▶ _What needs to be done_: Copy every line from the data below in which the string "object" can be found.

▶ _Stored rows_:
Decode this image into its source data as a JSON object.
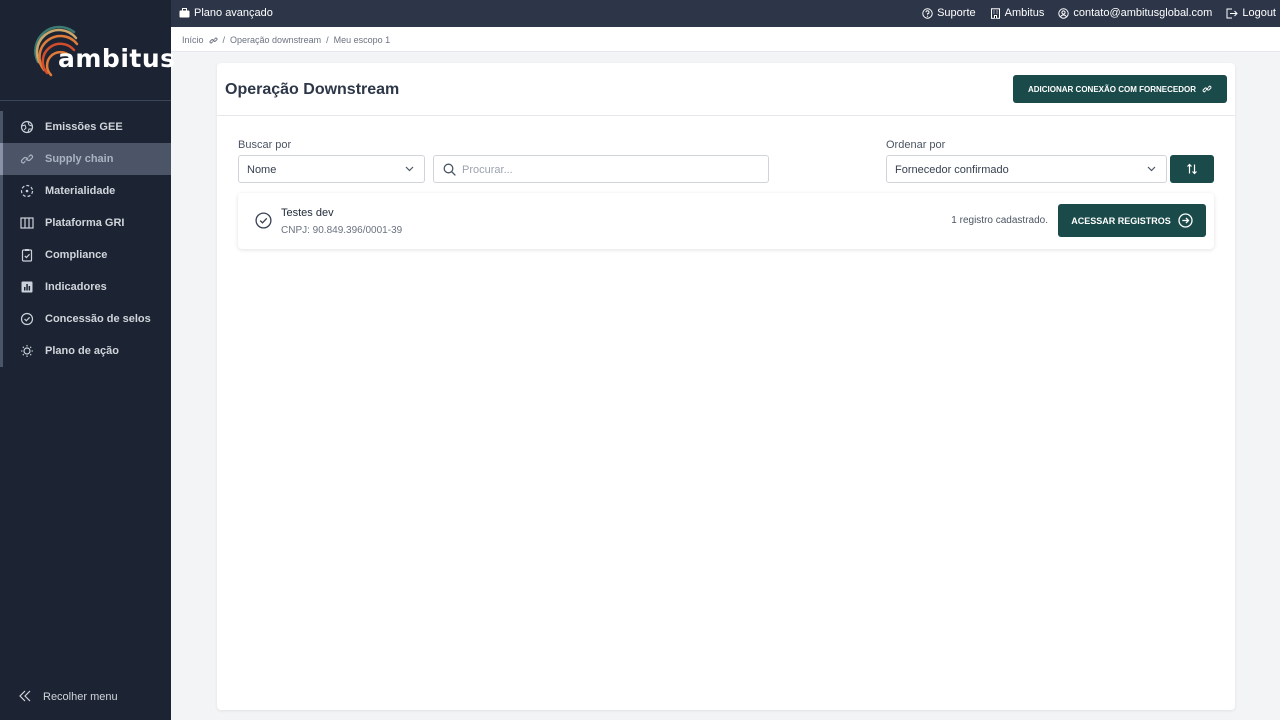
{
  "brand": {
    "name": "ambitus",
    "accent": "#1b4a4a",
    "logo_colors": [
      "#e07b39",
      "#d14d2c",
      "#c9a66b",
      "#3b7a72"
    ]
  },
  "topbar": {
    "plan": "Plano avançado",
    "links": [
      {
        "label": "Suporte",
        "icon": "help-circle-icon"
      },
      {
        "label": "Ambitus",
        "icon": "building-icon"
      },
      {
        "label": "contato@ambitusglobal.com",
        "icon": "user-circle-icon"
      },
      {
        "label": "Logout",
        "icon": "logout-icon"
      }
    ]
  },
  "breadcrumb": {
    "home": "Início",
    "level1": "Operação downstream",
    "level2": "Meu escopo 1",
    "separator": "/"
  },
  "sidebar": {
    "items": [
      {
        "label": "Emissões GEE",
        "icon": "globe-icon",
        "active": false
      },
      {
        "label": "Supply chain",
        "icon": "link-icon",
        "active": true
      },
      {
        "label": "Materialidade",
        "icon": "target-icon",
        "active": false
      },
      {
        "label": "Plataforma GRI",
        "icon": "columns-icon",
        "active": false
      },
      {
        "label": "Compliance",
        "icon": "clipboard-check-icon",
        "active": false
      },
      {
        "label": "Indicadores",
        "icon": "bar-chart-icon",
        "active": false
      },
      {
        "label": "Concessão de selos",
        "icon": "badge-check-icon",
        "active": false
      },
      {
        "label": "Plano de ação",
        "icon": "lightbulb-icon",
        "active": false
      }
    ],
    "collapse_label": "Recolher menu"
  },
  "main": {
    "title": "Operação Downstream",
    "add_button": "ADICIONAR CONEXÃO COM FORNECEDOR",
    "search_by_label": "Buscar por",
    "search_by_value": "Nome",
    "search_placeholder": "Procurar...",
    "order_by_label": "Ordenar por",
    "order_by_value": "Fornecedor confirmado",
    "suppliers": [
      {
        "name": "Testes dev",
        "cnpj": "CNPJ: 90.849.396/0001-39",
        "count_text": "1 registro cadastrado.",
        "button": "ACESSAR REGISTROS"
      }
    ]
  }
}
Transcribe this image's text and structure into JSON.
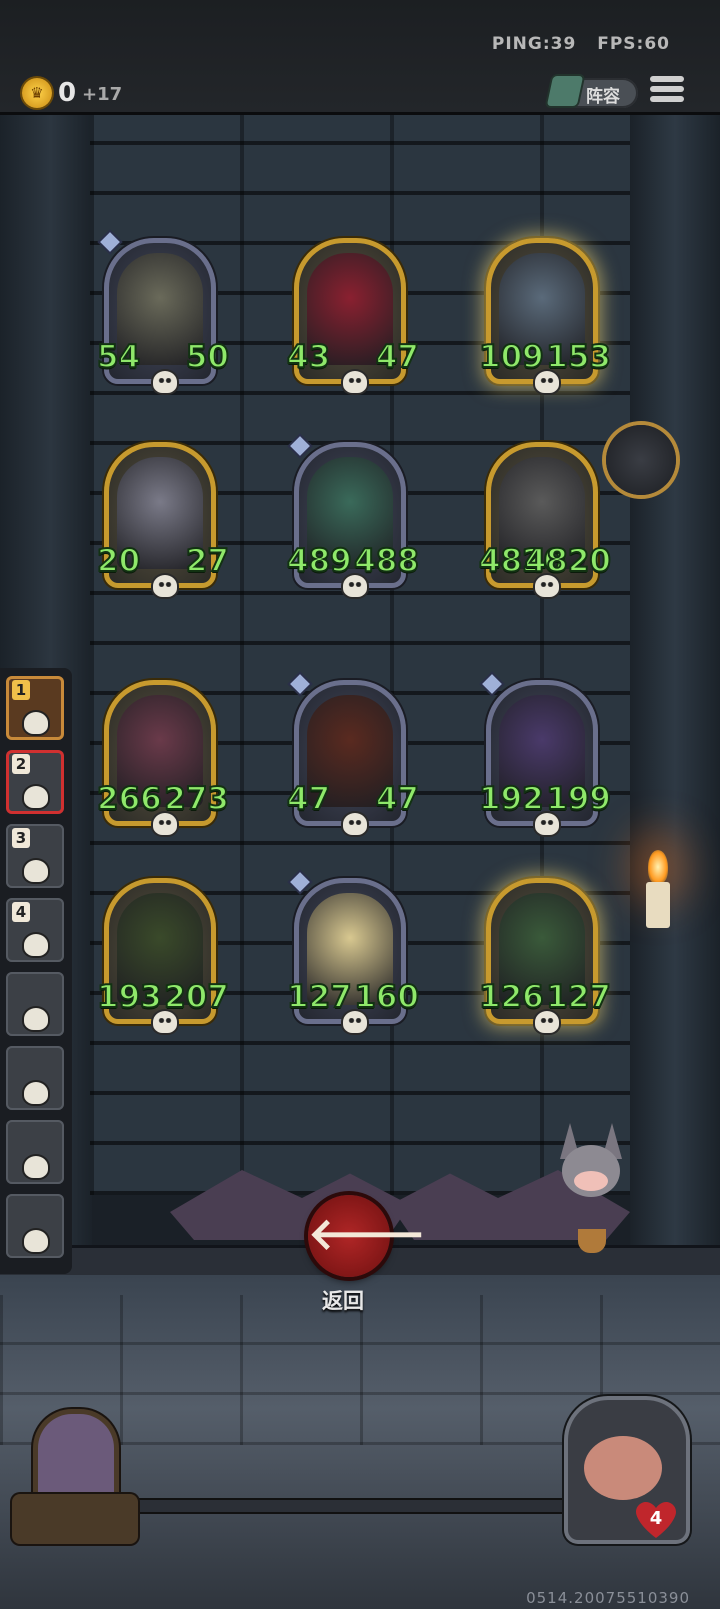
{
  "hud": {
    "ping_label": "PING:39",
    "fps_label": "FPS:60",
    "gold": "0",
    "gold_income": "+17",
    "lineup_label": "阵容"
  },
  "board": {
    "cards": [
      {
        "atk": "54",
        "hp": "50",
        "frame": "purple"
      },
      {
        "atk": "43",
        "hp": "47",
        "frame": "gold"
      },
      {
        "atk": "109",
        "hp": "153",
        "frame": "gold-glow"
      },
      {
        "atk": "20",
        "hp": "27",
        "frame": "gold"
      },
      {
        "atk": "489",
        "hp": "488",
        "frame": "purple"
      },
      {
        "atk": "4820",
        "hp": "4820",
        "frame": "gold"
      },
      {
        "atk": "266",
        "hp": "273",
        "frame": "gold"
      },
      {
        "atk": "47",
        "hp": "47",
        "frame": "purple"
      },
      {
        "atk": "192",
        "hp": "199",
        "frame": "purple"
      },
      {
        "atk": "193",
        "hp": "207",
        "frame": "gold"
      },
      {
        "atk": "127",
        "hp": "160",
        "frame": "purple"
      },
      {
        "atk": "126",
        "hp": "127",
        "frame": "gold-glow"
      }
    ]
  },
  "opponents": [
    {
      "rank": "1"
    },
    {
      "rank": "2"
    },
    {
      "rank": "3"
    },
    {
      "rank": "4"
    },
    {
      "rank": ""
    },
    {
      "rank": ""
    },
    {
      "rank": ""
    },
    {
      "rank": ""
    }
  ],
  "back_label": "返回",
  "back_icon": "arrow-left-icon",
  "shop": {
    "hearts": "4"
  },
  "build_id": "0514.20075510390",
  "colors": {
    "stat_green": "#8fe86a",
    "frame_gold": "#c79a2e",
    "frame_purple": "#6a6f8c",
    "back_red": "#b02626"
  }
}
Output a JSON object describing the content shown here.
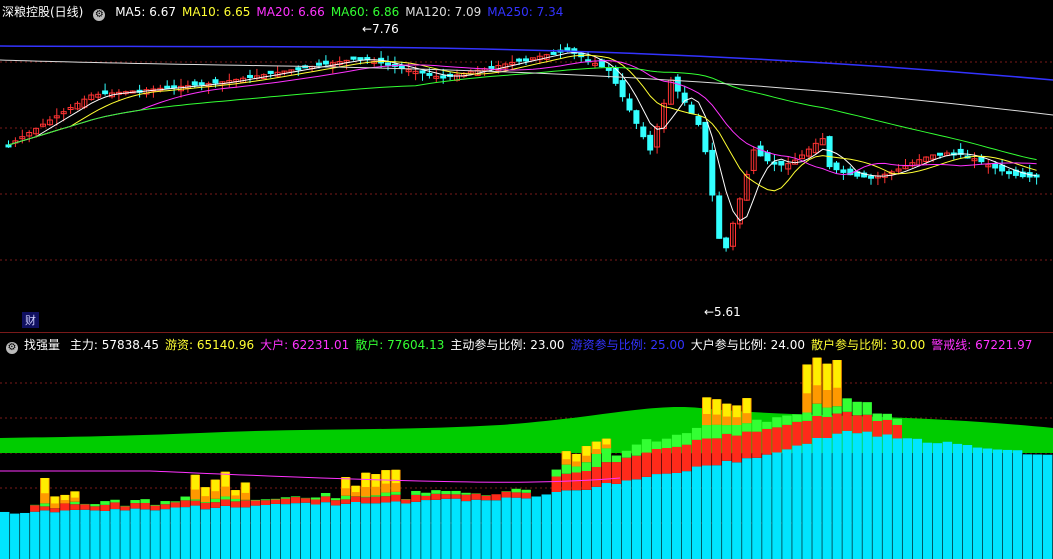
{
  "top_panel": {
    "title": "深粮控股(日线)",
    "indicators": [
      {
        "label": "MA5: 6.67",
        "color": "#ffffff"
      },
      {
        "label": "MA10: 6.65",
        "color": "#ffff33"
      },
      {
        "label": "MA20: 6.66",
        "color": "#ff33ff"
      },
      {
        "label": "MA60: 6.86",
        "color": "#33ff33"
      },
      {
        "label": "MA120: 7.09",
        "color": "#dddddd"
      },
      {
        "label": "MA250: 7.34",
        "color": "#3333ff"
      }
    ],
    "high_label": "7.76",
    "low_label": "5.61",
    "badge": "财"
  },
  "bottom_panel": {
    "title": "找强量",
    "indicators": [
      {
        "label": "主力: 57838.45",
        "color": "#ffffff"
      },
      {
        "label": "游资: 65140.96",
        "color": "#ffff33"
      },
      {
        "label": "大户: 62231.01",
        "color": "#ff33ff"
      },
      {
        "label": "散户: 77604.13",
        "color": "#33ff33"
      },
      {
        "label": "主动参与比例: 23.00",
        "color": "#ffffff"
      },
      {
        "label": "游资参与比例: 25.00",
        "color": "#3333ff"
      },
      {
        "label": "大户参与比例: 24.00",
        "color": "#ffffff"
      },
      {
        "label": "散户参与比例: 30.00",
        "color": "#ffff33"
      },
      {
        "label": "警戒线: 67221.97",
        "color": "#ff33ff"
      }
    ]
  },
  "colors": {
    "up": "#ff3333",
    "down": "#33ffff",
    "grid": "#7a1a1a",
    "cyan_volume": "#00e5ff",
    "red_volume": "#ff2a1a",
    "green_volume": "#00cc00",
    "lime_volume": "#33ff33",
    "orange_volume": "#ff9900",
    "yellow_volume": "#ffee00"
  }
}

▶ _Expected answer_:
Decode this image into its source data as a JSON object.
Output a JSON object describing the content shown here.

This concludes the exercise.